• What you are asked to do:
Among the lines below, how many carry the string "screenshot"? Reply with a number and nothing else.

Stored data
— BEGIN —
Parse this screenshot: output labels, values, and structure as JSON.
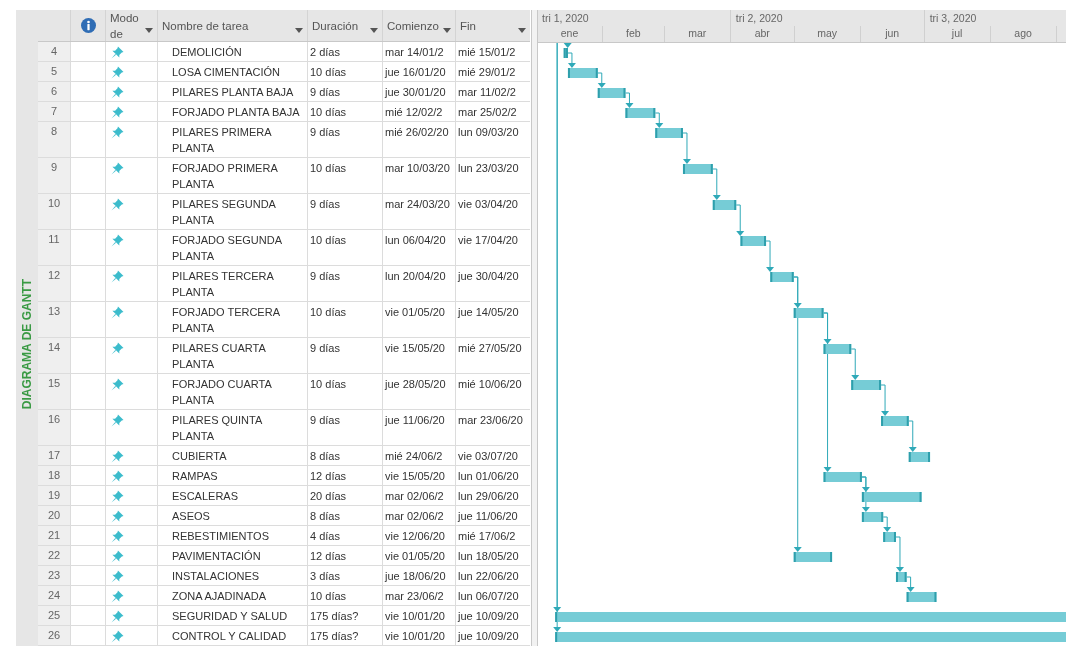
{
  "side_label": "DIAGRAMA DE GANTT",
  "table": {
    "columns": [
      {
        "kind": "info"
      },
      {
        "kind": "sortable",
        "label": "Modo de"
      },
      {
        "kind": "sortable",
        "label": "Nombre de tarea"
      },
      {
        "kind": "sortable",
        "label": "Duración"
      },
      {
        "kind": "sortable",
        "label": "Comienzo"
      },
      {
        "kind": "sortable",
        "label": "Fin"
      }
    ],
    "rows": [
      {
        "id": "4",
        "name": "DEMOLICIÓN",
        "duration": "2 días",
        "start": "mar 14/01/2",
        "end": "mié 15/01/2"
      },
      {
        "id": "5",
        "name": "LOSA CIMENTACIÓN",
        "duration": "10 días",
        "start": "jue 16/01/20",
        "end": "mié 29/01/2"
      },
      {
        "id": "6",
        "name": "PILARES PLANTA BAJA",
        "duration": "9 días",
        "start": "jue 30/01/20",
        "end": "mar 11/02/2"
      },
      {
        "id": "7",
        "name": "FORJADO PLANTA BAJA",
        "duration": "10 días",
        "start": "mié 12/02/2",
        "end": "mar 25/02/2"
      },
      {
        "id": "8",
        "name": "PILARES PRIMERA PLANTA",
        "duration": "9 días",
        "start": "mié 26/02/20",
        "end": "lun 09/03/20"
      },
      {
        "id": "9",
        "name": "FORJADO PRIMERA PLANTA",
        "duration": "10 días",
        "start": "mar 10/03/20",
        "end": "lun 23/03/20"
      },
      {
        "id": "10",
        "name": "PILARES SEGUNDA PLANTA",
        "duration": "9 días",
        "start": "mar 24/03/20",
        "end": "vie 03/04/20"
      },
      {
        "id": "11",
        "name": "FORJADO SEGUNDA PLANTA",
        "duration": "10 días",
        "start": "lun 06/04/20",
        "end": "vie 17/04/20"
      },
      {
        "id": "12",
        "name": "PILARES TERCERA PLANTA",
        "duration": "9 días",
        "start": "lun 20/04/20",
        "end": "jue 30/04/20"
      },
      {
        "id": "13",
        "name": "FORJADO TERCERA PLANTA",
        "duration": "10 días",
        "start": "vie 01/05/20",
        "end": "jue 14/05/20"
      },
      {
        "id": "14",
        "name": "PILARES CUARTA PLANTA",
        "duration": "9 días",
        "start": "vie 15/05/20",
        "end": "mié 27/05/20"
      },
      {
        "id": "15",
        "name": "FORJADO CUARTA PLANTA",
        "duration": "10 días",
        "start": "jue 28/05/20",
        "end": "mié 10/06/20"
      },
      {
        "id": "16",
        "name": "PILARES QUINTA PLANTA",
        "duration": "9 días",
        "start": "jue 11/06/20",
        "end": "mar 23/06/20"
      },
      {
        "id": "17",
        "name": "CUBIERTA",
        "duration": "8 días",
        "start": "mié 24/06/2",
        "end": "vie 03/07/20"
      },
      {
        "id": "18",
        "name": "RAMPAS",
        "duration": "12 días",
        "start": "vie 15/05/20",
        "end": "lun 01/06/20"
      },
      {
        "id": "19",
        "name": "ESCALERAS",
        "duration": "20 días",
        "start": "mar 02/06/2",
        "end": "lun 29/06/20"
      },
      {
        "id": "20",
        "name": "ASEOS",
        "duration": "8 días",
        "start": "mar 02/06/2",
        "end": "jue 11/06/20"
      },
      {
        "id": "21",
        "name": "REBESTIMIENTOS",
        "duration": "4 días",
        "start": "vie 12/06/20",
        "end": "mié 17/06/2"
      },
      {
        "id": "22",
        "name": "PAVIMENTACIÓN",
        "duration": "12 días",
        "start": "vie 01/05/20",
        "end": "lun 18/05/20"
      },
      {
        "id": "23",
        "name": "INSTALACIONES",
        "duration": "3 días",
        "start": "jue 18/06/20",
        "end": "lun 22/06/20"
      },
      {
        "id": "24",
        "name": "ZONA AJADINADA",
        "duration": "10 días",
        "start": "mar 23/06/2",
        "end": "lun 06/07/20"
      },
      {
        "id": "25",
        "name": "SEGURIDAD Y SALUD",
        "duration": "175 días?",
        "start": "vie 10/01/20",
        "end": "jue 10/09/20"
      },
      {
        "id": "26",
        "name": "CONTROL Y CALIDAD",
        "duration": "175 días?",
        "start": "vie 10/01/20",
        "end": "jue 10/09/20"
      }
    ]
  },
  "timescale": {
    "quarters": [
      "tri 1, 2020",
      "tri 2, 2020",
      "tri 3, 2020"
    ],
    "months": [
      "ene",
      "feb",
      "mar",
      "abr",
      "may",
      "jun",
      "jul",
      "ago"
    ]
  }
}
— END —
— BEGIN —
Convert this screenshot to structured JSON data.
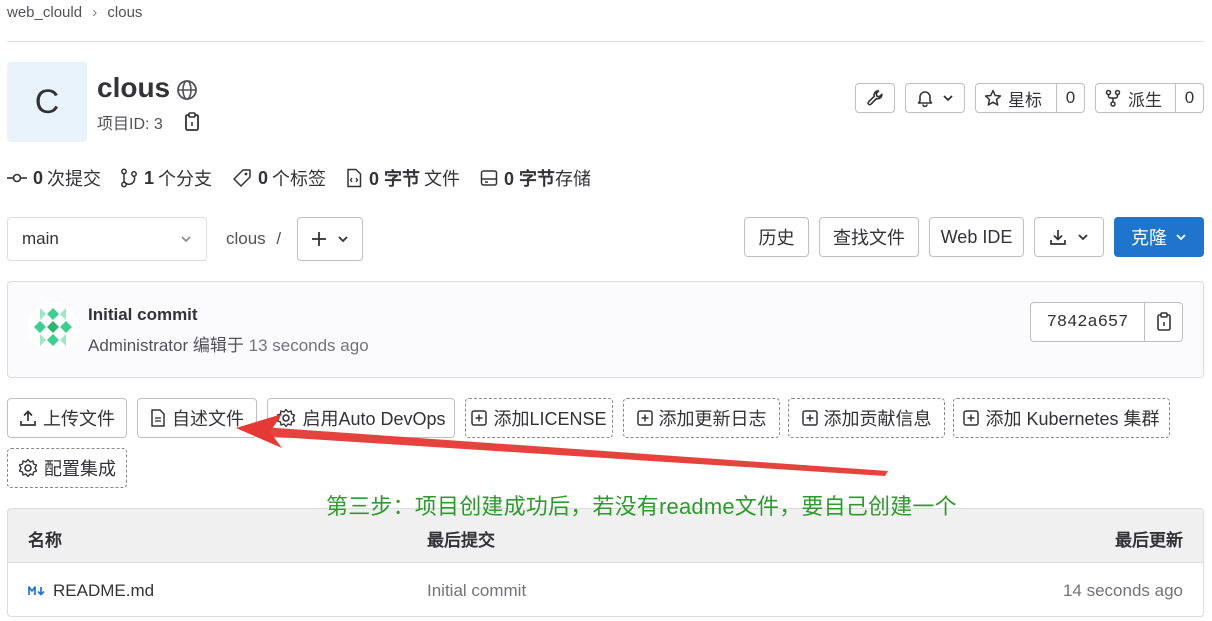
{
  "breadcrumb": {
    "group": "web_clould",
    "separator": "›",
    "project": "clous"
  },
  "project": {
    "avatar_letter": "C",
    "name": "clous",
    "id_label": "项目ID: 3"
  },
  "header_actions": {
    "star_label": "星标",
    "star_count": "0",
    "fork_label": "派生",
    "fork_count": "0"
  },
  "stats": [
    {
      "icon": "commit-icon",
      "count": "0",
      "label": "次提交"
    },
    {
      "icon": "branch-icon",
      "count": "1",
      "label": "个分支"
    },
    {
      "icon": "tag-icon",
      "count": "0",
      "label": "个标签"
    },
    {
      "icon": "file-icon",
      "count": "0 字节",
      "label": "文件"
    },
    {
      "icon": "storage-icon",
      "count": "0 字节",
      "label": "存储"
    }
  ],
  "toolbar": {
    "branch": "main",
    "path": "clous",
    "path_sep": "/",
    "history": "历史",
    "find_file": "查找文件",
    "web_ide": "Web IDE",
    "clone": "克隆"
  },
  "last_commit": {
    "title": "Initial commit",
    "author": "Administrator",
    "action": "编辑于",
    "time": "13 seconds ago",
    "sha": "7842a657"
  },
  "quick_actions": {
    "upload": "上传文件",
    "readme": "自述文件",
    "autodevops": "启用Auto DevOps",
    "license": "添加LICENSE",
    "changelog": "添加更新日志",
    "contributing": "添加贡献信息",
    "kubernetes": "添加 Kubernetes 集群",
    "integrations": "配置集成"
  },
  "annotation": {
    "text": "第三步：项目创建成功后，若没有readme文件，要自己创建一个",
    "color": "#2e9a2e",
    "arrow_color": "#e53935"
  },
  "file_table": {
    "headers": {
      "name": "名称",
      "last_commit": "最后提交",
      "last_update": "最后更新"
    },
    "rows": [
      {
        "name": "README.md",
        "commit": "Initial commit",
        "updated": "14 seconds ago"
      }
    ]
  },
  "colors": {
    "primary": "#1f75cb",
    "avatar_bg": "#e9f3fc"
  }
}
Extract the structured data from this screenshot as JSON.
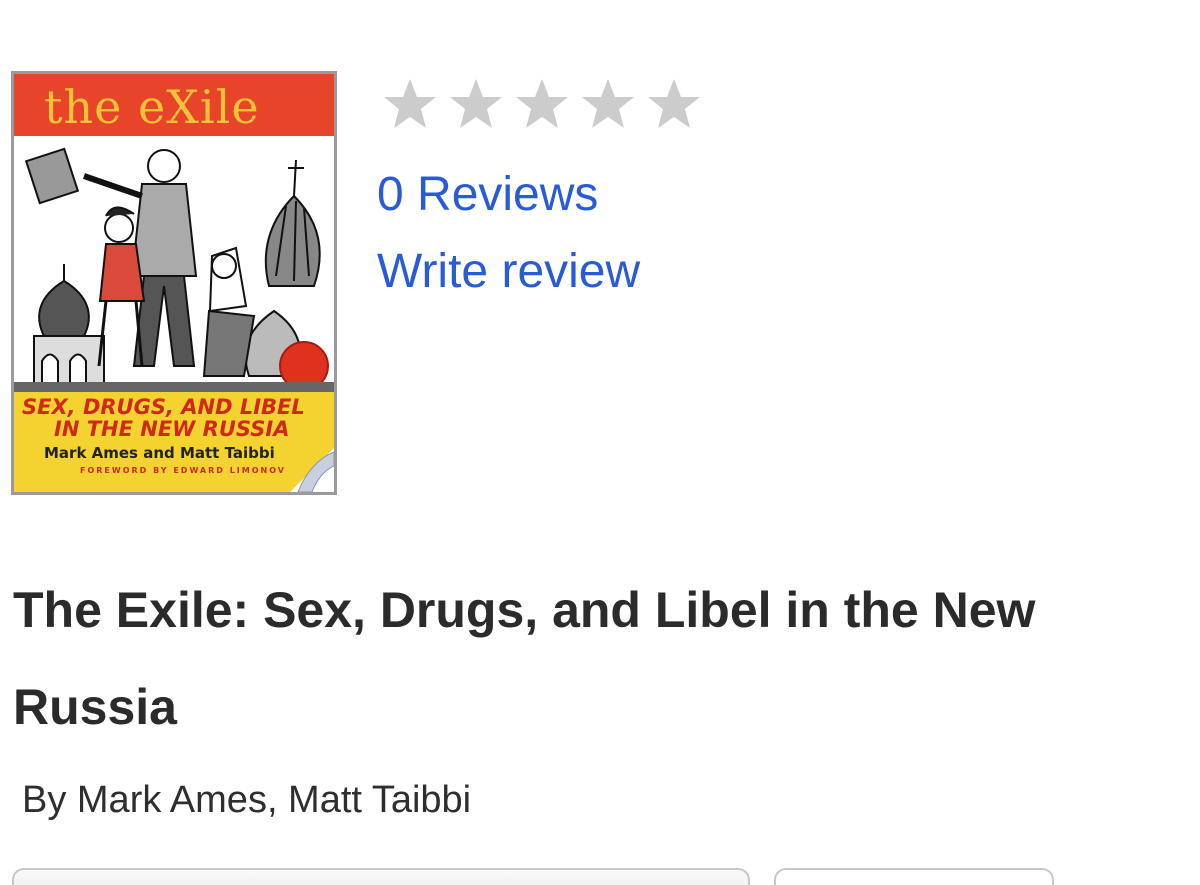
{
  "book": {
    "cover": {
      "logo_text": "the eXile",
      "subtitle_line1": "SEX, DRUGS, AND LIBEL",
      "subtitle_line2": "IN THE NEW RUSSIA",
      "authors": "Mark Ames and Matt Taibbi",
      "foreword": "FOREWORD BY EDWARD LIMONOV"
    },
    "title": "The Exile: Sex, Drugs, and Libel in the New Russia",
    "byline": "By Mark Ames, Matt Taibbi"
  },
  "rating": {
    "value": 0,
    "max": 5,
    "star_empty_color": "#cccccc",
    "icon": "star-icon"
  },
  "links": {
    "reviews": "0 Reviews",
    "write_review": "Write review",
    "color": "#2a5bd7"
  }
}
— END —
• Result of the exercise:
3